## Begin

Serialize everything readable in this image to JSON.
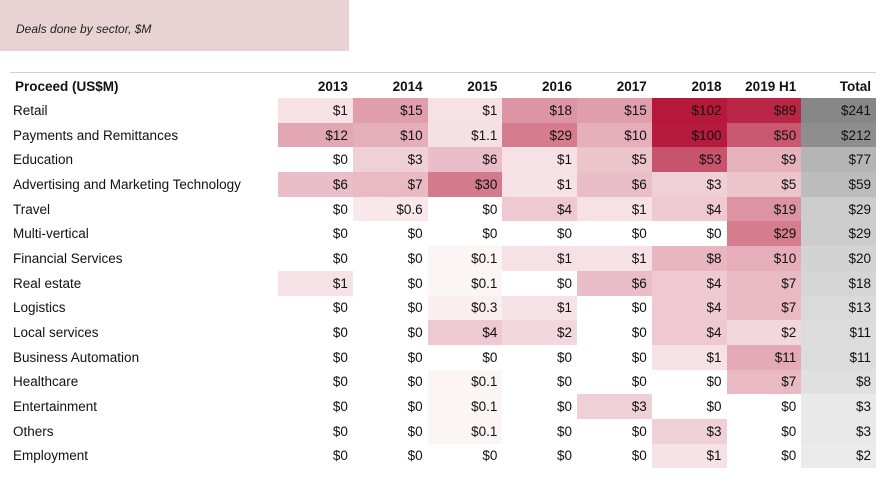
{
  "caption": "Deals done by sector, $M",
  "chart_data": {
    "type": "table",
    "row_header": "Proceed (US$M)",
    "columns": [
      "2013",
      "2014",
      "2015",
      "2016",
      "2017",
      "2018",
      "2019 H1",
      "Total"
    ],
    "rows": [
      {
        "sector": "Retail",
        "cells": [
          "$1",
          "$15",
          "$1",
          "$18",
          "$15",
          "$102",
          "$89",
          "$241"
        ],
        "values": [
          1,
          15,
          1,
          18,
          15,
          102,
          89,
          241
        ]
      },
      {
        "sector": "Payments and Remittances",
        "cells": [
          "$12",
          "$10",
          "$1.1",
          "$29",
          "$10",
          "$100",
          "$50",
          "$212"
        ],
        "values": [
          12,
          10,
          1.1,
          29,
          10,
          100,
          50,
          212
        ]
      },
      {
        "sector": "Education",
        "cells": [
          "$0",
          "$3",
          "$6",
          "$1",
          "$5",
          "$53",
          "$9",
          "$77"
        ],
        "values": [
          0,
          3,
          6,
          1,
          5,
          53,
          9,
          77
        ]
      },
      {
        "sector": "Advertising and Marketing Technology",
        "cells": [
          "$6",
          "$7",
          "$30",
          "$1",
          "$6",
          "$3",
          "$5",
          "$59"
        ],
        "values": [
          6,
          7,
          30,
          1,
          6,
          3,
          5,
          59
        ]
      },
      {
        "sector": "Travel",
        "cells": [
          "$0",
          "$0.6",
          "$0",
          "$4",
          "$1",
          "$4",
          "$19",
          "$29"
        ],
        "values": [
          0,
          0.6,
          0,
          4,
          1,
          4,
          19,
          29
        ]
      },
      {
        "sector": "Multi-vertical",
        "cells": [
          "$0",
          "$0",
          "$0",
          "$0",
          "$0",
          "$0",
          "$29",
          "$29"
        ],
        "values": [
          0,
          0,
          0,
          0,
          0,
          0,
          29,
          29
        ]
      },
      {
        "sector": "Financial Services",
        "cells": [
          "$0",
          "$0",
          "$0.1",
          "$1",
          "$1",
          "$8",
          "$10",
          "$20"
        ],
        "values": [
          0,
          0,
          0.1,
          1,
          1,
          8,
          10,
          20
        ]
      },
      {
        "sector": "Real estate",
        "cells": [
          "$1",
          "$0",
          "$0.1",
          "$0",
          "$6",
          "$4",
          "$7",
          "$18"
        ],
        "values": [
          1,
          0,
          0.1,
          0,
          6,
          4,
          7,
          18
        ]
      },
      {
        "sector": "Logistics",
        "cells": [
          "$0",
          "$0",
          "$0.3",
          "$1",
          "$0",
          "$4",
          "$7",
          "$13"
        ],
        "values": [
          0,
          0,
          0.3,
          1,
          0,
          4,
          7,
          13
        ]
      },
      {
        "sector": "Local services",
        "cells": [
          "$0",
          "$0",
          "$4",
          "$2",
          "$0",
          "$4",
          "$2",
          "$11"
        ],
        "values": [
          0,
          0,
          4,
          2,
          0,
          4,
          2,
          11
        ]
      },
      {
        "sector": "Business Automation",
        "cells": [
          "$0",
          "$0",
          "$0",
          "$0",
          "$0",
          "$1",
          "$11",
          "$11"
        ],
        "values": [
          0,
          0,
          0,
          0,
          0,
          1,
          11,
          11
        ]
      },
      {
        "sector": "Healthcare",
        "cells": [
          "$0",
          "$0",
          "$0.1",
          "$0",
          "$0",
          "$0",
          "$7",
          "$8"
        ],
        "values": [
          0,
          0,
          0.1,
          0,
          0,
          0,
          7,
          8
        ]
      },
      {
        "sector": "Entertainment",
        "cells": [
          "$0",
          "$0",
          "$0.1",
          "$0",
          "$3",
          "$0",
          "$0",
          "$3"
        ],
        "values": [
          0,
          0,
          0.1,
          0,
          3,
          0,
          0,
          3
        ]
      },
      {
        "sector": "Others",
        "cells": [
          "$0",
          "$0",
          "$0.1",
          "$0",
          "$0",
          "$3",
          "$0",
          "$3"
        ],
        "values": [
          0,
          0,
          0.1,
          0,
          0,
          3,
          0,
          3
        ]
      },
      {
        "sector": "Employment",
        "cells": [
          "$0",
          "$0",
          "$0",
          "$0",
          "$0",
          "$1",
          "$0",
          "$2"
        ],
        "values": [
          0,
          0,
          0,
          0,
          0,
          1,
          0,
          2
        ]
      }
    ],
    "colors": {
      "heat_low": "#ffffff",
      "heat_high": "#b5183a",
      "total_low": "#ffffff",
      "total_high": "#7a7a7a",
      "caption_bg": "#e8d2d4"
    }
  }
}
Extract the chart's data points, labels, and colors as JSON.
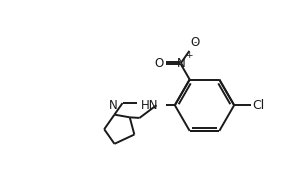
{
  "background_color": "#ffffff",
  "line_color": "#1a1a1a",
  "line_width": 1.4,
  "font_size": 8.5,
  "xlim": [
    0,
    10
  ],
  "ylim": [
    0,
    6.5
  ]
}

## End

*Short problem*.
Transcribe every line from the records above without alteration, and leave out the images.

*Reply to the exercise*.
Serialize everything readable in this image to JSON.
{
  "caption": "Deals done by sector, $M",
  "chart_data": {
    "type": "table",
    "row_header": "Proceed (US$M)",
    "columns": [
      "2013",
      "2014",
      "2015",
      "2016",
      "2017",
      "2018",
      "2019 H1",
      "Total"
    ],
    "rows": [
      {
        "sector": "Retail",
        "cells": [
          "$1",
          "$15",
          "$1",
          "$18",
          "$15",
          "$102",
          "$89",
          "$241"
        ],
        "values": [
          1,
          15,
          1,
          18,
          15,
          102,
          89,
          241
        ]
      },
      {
        "sector": "Payments and Remittances",
        "cells": [
          "$12",
          "$10",
          "$1.1",
          "$29",
          "$10",
          "$100",
          "$50",
          "$212"
        ],
        "values": [
          12,
          10,
          1.1,
          29,
          10,
          100,
          50,
          212
        ]
      },
      {
        "sector": "Education",
        "cells": [
          "$0",
          "$3",
          "$6",
          "$1",
          "$5",
          "$53",
          "$9",
          "$77"
        ],
        "values": [
          0,
          3,
          6,
          1,
          5,
          53,
          9,
          77
        ]
      },
      {
        "sector": "Advertising and Marketing Technology",
        "cells": [
          "$6",
          "$7",
          "$30",
          "$1",
          "$6",
          "$3",
          "$5",
          "$59"
        ],
        "values": [
          6,
          7,
          30,
          1,
          6,
          3,
          5,
          59
        ]
      },
      {
        "sector": "Travel",
        "cells": [
          "$0",
          "$0.6",
          "$0",
          "$4",
          "$1",
          "$4",
          "$19",
          "$29"
        ],
        "values": [
          0,
          0.6,
          0,
          4,
          1,
          4,
          19,
          29
        ]
      },
      {
        "sector": "Multi-vertical",
        "cells": [
          "$0",
          "$0",
          "$0",
          "$0",
          "$0",
          "$0",
          "$29",
          "$29"
        ],
        "values": [
          0,
          0,
          0,
          0,
          0,
          0,
          29,
          29
        ]
      },
      {
        "sector": "Financial Services",
        "cells": [
          "$0",
          "$0",
          "$0.1",
          "$1",
          "$1",
          "$8",
          "$10",
          "$20"
        ],
        "values": [
          0,
          0,
          0.1,
          1,
          1,
          8,
          10,
          20
        ]
      },
      {
        "sector": "Real estate",
        "cells": [
          "$1",
          "$0",
          "$0.1",
          "$0",
          "$6",
          "$4",
          "$7",
          "$18"
        ],
        "values": [
          1,
          0,
          0.1,
          0,
          6,
          4,
          7,
          18
        ]
      },
      {
        "sector": "Logistics",
        "cells": [
          "$0",
          "$0",
          "$0.3",
          "$1",
          "$0",
          "$4",
          "$7",
          "$13"
        ],
        "values": [
          0,
          0,
          0.3,
          1,
          0,
          4,
          7,
          13
        ]
      },
      {
        "sector": "Local services",
        "cells": [
          "$0",
          "$0",
          "$4",
          "$2",
          "$0",
          "$4",
          "$2",
          "$11"
        ],
        "values": [
          0,
          0,
          4,
          2,
          0,
          4,
          2,
          11
        ]
      },
      {
        "sector": "Business Automation",
        "cells": [
          "$0",
          "$0",
          "$0",
          "$0",
          "$0",
          "$1",
          "$11",
          "$11"
        ],
        "values": [
          0,
          0,
          0,
          0,
          0,
          1,
          11,
          11
        ]
      },
      {
        "sector": "Healthcare",
        "cells": [
          "$0",
          "$0",
          "$0.1",
          "$0",
          "$0",
          "$0",
          "$7",
          "$8"
        ],
        "values": [
          0,
          0,
          0.1,
          0,
          0,
          0,
          7,
          8
        ]
      },
      {
        "sector": "Entertainment",
        "cells": [
          "$0",
          "$0",
          "$0.1",
          "$0",
          "$3",
          "$0",
          "$0",
          "$3"
        ],
        "values": [
          0,
          0,
          0.1,
          0,
          3,
          0,
          0,
          3
        ]
      },
      {
        "sector": "Others",
        "cells": [
          "$0",
          "$0",
          "$0.1",
          "$0",
          "$0",
          "$3",
          "$0",
          "$3"
        ],
        "values": [
          0,
          0,
          0.1,
          0,
          0,
          3,
          0,
          3
        ]
      },
      {
        "sector": "Employment",
        "cells": [
          "$0",
          "$0",
          "$0",
          "$0",
          "$0",
          "$1",
          "$0",
          "$2"
        ],
        "values": [
          0,
          0,
          0,
          0,
          0,
          1,
          0,
          2
        ]
      }
    ],
    "colors": {
      "heat_low": "#ffffff",
      "heat_high": "#b5183a",
      "total_low": "#ffffff",
      "total_high": "#7a7a7a",
      "caption_bg": "#e8d2d4"
    }
  }
}
Extract the chart's data points, labels, and colors as JSON.
{
  "background_color": "#ffffff",
  "line_color": "#1a1a1a",
  "line_width": 1.4,
  "font_size": 8.5,
  "xlim": [
    0,
    10
  ],
  "ylim": [
    0,
    6.5
  ]
}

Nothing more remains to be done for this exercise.